■ **What is expected**:
Reproduce the items word for word, starting at their first line and continuing through the line that contains "y-tick-label: 1 [156, 37, 182, 89]", with that line included.
[Start of Extracted material]
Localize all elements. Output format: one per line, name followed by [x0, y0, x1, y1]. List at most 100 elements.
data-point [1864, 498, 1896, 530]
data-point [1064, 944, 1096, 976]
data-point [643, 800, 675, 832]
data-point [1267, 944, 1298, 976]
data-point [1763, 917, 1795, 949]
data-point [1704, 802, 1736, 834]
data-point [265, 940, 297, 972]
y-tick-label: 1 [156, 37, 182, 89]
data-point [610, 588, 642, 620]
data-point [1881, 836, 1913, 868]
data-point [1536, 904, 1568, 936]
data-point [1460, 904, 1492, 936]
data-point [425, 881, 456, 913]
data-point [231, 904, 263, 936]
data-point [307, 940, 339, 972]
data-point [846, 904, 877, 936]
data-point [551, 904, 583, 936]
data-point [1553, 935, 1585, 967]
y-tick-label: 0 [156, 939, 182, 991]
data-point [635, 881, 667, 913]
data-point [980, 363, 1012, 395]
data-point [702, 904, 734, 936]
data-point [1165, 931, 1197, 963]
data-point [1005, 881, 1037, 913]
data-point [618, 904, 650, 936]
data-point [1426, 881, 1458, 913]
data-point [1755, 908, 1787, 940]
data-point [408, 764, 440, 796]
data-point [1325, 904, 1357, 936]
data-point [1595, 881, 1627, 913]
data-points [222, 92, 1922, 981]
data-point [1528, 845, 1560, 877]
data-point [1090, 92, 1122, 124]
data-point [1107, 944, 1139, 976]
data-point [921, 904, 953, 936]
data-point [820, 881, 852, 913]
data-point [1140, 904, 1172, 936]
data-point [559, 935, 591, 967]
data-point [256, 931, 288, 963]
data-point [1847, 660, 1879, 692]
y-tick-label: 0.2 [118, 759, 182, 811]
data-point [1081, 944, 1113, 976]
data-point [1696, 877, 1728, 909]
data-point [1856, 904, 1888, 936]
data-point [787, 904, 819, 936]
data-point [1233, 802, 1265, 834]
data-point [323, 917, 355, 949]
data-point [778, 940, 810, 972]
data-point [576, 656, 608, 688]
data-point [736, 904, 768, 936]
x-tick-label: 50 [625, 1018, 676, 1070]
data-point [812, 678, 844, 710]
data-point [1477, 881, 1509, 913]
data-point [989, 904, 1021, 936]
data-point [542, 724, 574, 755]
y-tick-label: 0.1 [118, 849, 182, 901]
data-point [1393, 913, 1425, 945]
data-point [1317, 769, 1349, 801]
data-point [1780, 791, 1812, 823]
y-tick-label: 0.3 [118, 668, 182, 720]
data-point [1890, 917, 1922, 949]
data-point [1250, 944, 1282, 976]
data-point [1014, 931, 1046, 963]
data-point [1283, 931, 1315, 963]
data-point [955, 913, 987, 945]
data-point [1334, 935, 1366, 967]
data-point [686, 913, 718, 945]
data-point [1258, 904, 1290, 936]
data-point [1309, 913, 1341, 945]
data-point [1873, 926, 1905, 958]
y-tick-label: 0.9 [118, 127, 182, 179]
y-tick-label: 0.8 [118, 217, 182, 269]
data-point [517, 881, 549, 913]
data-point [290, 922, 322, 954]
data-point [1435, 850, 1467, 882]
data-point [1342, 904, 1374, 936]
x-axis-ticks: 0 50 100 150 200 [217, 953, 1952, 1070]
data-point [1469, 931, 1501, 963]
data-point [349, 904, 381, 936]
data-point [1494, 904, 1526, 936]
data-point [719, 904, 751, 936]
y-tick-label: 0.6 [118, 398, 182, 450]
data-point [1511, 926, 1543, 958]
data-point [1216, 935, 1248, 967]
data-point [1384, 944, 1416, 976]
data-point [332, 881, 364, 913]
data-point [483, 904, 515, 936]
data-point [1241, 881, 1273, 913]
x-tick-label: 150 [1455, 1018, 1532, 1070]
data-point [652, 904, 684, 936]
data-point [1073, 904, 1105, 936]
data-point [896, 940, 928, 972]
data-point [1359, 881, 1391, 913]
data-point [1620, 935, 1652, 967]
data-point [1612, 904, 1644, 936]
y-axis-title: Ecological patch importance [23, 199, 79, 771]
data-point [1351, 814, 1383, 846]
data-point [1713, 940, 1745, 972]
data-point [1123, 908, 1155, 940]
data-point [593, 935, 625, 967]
[End of Extracted material]
■ **Expected answer**:
Localize all elements. Output format: one per line, name followed by [x0, y0, x1, y1]. List at most 100 elements.
data-point [1864, 498, 1896, 530]
data-point [1064, 944, 1096, 976]
data-point [643, 800, 675, 832]
data-point [1267, 944, 1298, 976]
data-point [1763, 917, 1795, 949]
data-point [1704, 802, 1736, 834]
data-point [265, 940, 297, 972]
y-tick-label: 1 [156, 37, 182, 89]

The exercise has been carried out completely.